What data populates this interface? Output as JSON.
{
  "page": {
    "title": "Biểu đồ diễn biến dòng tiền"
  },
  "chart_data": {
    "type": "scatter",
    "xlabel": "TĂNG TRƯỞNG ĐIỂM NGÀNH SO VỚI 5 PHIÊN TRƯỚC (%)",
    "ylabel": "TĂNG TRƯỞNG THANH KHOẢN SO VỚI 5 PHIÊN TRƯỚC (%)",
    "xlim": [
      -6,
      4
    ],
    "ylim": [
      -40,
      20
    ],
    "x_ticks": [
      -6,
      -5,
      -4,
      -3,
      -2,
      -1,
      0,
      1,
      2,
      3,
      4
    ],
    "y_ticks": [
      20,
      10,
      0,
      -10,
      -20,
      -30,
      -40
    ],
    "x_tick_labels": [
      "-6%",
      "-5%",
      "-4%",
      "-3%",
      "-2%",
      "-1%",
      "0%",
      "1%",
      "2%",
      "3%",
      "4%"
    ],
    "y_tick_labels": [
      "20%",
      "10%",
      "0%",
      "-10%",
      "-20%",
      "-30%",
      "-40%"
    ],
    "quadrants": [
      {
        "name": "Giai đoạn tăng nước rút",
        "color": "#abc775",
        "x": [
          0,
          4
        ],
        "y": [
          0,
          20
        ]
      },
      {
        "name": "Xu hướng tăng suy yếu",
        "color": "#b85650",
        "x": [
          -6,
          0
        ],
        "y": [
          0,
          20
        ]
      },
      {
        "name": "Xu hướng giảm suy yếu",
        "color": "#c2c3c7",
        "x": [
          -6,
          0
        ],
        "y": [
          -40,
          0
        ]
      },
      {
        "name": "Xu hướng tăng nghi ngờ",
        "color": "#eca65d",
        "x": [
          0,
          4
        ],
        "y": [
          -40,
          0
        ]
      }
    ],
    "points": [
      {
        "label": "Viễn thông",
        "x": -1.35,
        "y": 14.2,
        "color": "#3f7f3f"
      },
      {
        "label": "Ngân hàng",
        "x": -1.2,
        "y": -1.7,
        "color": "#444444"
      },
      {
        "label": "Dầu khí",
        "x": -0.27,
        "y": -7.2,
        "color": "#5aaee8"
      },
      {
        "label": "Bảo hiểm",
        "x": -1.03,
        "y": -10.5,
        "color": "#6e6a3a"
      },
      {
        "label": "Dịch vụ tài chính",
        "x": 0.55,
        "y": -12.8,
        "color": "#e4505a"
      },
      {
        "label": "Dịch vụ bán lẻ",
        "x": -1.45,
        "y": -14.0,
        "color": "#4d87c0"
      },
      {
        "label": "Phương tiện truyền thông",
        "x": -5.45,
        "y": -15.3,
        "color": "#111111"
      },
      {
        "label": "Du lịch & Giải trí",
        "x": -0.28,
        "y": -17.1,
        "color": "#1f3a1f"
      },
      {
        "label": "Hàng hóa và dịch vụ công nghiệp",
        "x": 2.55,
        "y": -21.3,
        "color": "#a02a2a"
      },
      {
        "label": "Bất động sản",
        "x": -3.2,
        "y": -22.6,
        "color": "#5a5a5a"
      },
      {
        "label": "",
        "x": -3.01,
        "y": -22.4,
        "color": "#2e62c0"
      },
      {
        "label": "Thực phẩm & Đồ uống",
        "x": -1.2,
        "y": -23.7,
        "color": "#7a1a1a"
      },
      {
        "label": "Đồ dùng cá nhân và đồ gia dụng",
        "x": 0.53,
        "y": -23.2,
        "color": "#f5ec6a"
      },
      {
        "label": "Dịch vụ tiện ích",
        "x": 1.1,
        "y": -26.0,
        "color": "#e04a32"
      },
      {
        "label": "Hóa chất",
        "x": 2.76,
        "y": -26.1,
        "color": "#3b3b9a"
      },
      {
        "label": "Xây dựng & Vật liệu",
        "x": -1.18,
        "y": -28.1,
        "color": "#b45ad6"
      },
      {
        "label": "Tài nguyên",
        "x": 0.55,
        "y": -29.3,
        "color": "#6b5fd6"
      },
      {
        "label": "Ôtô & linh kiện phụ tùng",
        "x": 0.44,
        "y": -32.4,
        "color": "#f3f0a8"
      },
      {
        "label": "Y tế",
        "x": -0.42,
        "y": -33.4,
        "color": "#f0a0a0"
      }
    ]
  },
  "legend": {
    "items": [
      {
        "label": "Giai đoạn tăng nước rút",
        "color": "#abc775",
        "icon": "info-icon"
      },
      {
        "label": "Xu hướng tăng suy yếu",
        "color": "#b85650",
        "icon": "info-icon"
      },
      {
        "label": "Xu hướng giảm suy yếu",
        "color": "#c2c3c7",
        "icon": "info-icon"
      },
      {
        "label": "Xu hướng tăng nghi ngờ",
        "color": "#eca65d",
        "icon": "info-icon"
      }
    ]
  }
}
******************************
**What is being asked:**
Select every line in the records above that contains the word "PHIÊN".

**Exercise result:**
    "xlabel": "TĂNG TRƯỞNG ĐIỂM NGÀNH SO VỚI 5 PHIÊN TRƯỚC (%)",
    "ylabel": "TĂNG TRƯỞNG THANH KHOẢN SO VỚI 5 PHIÊN TRƯỚC (%)",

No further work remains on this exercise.